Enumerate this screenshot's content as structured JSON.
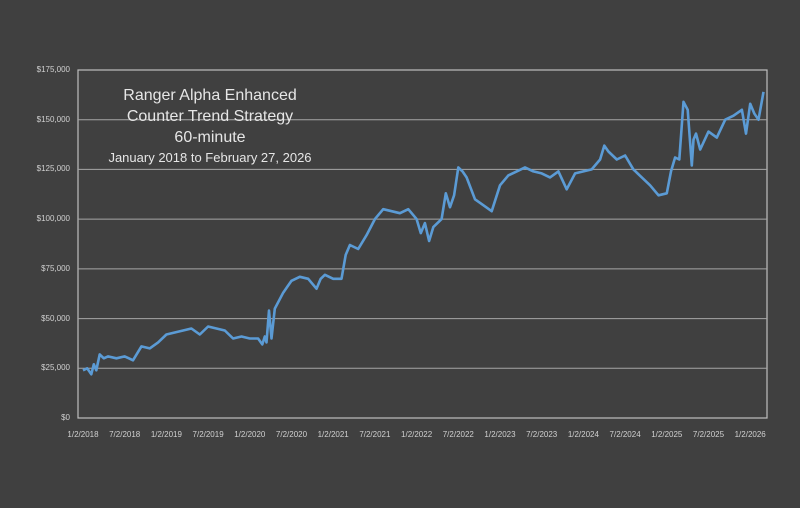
{
  "chart_data": {
    "type": "line",
    "title": "Ranger Alpha Enhanced Counter Trend Strategy 60-minute",
    "subtitle": "January 2018 to February 27, 2026",
    "title_lines": [
      "Ranger Alpha Enhanced",
      "Counter Trend Strategy",
      "60-minute",
      "January 2018 to February 27, 2026"
    ],
    "xlabel": "",
    "ylabel": "",
    "ylim": [
      0,
      175000
    ],
    "grid": true,
    "legend": "none",
    "y_ticks": [
      "$0",
      "$25,000",
      "$50,000",
      "$75,000",
      "$100,000",
      "$125,000",
      "$150,000",
      "$175,000"
    ],
    "x_ticks": [
      "1/2/2018",
      "7/2/2018",
      "1/2/2019",
      "7/2/2019",
      "1/2/2020",
      "7/2/2020",
      "1/2/2021",
      "7/2/2021",
      "1/2/2022",
      "7/2/2022",
      "1/2/2023",
      "7/2/2023",
      "1/2/2024",
      "7/2/2024",
      "1/2/2025",
      "7/2/2025",
      "1/2/2026"
    ],
    "line_color": "#5b9bd5",
    "series": [
      {
        "name": "Equity",
        "x": [
          2018.0,
          2018.05,
          2018.1,
          2018.13,
          2018.16,
          2018.2,
          2018.25,
          2018.3,
          2018.4,
          2018.5,
          2018.6,
          2018.7,
          2018.8,
          2018.9,
          2019.0,
          2019.1,
          2019.2,
          2019.3,
          2019.4,
          2019.5,
          2019.6,
          2019.7,
          2019.8,
          2019.9,
          2020.0,
          2020.1,
          2020.15,
          2020.18,
          2020.2,
          2020.23,
          2020.26,
          2020.3,
          2020.4,
          2020.45,
          2020.5,
          2020.6,
          2020.7,
          2020.8,
          2020.85,
          2020.9,
          2021.0,
          2021.1,
          2021.15,
          2021.2,
          2021.3,
          2021.4,
          2021.5,
          2021.6,
          2021.7,
          2021.8,
          2021.9,
          2022.0,
          2022.05,
          2022.1,
          2022.15,
          2022.2,
          2022.3,
          2022.35,
          2022.4,
          2022.45,
          2022.5,
          2022.55,
          2022.6,
          2022.7,
          2022.8,
          2022.9,
          2023.0,
          2023.1,
          2023.2,
          2023.3,
          2023.4,
          2023.5,
          2023.6,
          2023.7,
          2023.8,
          2023.9,
          2024.0,
          2024.1,
          2024.2,
          2024.25,
          2024.3,
          2024.4,
          2024.5,
          2024.6,
          2024.7,
          2024.8,
          2024.9,
          2025.0,
          2025.05,
          2025.1,
          2025.15,
          2025.2,
          2025.25,
          2025.3,
          2025.32,
          2025.35,
          2025.4,
          2025.5,
          2025.6,
          2025.7,
          2025.8,
          2025.9,
          2025.95,
          2026.0,
          2026.05,
          2026.1,
          2026.16
        ],
        "values": [
          24000,
          25000,
          22000,
          27000,
          24000,
          32000,
          30000,
          31000,
          30000,
          31000,
          29000,
          36000,
          35000,
          38000,
          42000,
          43000,
          44000,
          45000,
          42000,
          46000,
          45000,
          44000,
          40000,
          41000,
          40000,
          40000,
          37000,
          41000,
          38000,
          54000,
          40000,
          55000,
          63000,
          66000,
          69000,
          71000,
          70000,
          65000,
          70000,
          72000,
          70000,
          70000,
          82000,
          87000,
          85000,
          92000,
          100000,
          105000,
          104000,
          103000,
          105000,
          100000,
          93000,
          98000,
          89000,
          96000,
          100000,
          113000,
          106000,
          112000,
          126000,
          124000,
          121000,
          110000,
          107000,
          104000,
          117000,
          122000,
          124000,
          126000,
          124000,
          123000,
          121000,
          124000,
          115000,
          123000,
          124000,
          125000,
          130000,
          137000,
          134000,
          130000,
          132000,
          125000,
          121000,
          117000,
          112000,
          113000,
          124000,
          131000,
          130000,
          159000,
          155000,
          127000,
          140000,
          143000,
          135000,
          144000,
          141000,
          150000,
          152000,
          155000,
          143000,
          158000,
          153000,
          150000,
          164000
        ]
      }
    ]
  }
}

____

Look for the word "Strategy" in every line of the listing and copy the lines that have it.

    "title": "Ranger Alpha Enhanced Counter Trend Strategy 60-minute",
      "Counter Trend Strategy",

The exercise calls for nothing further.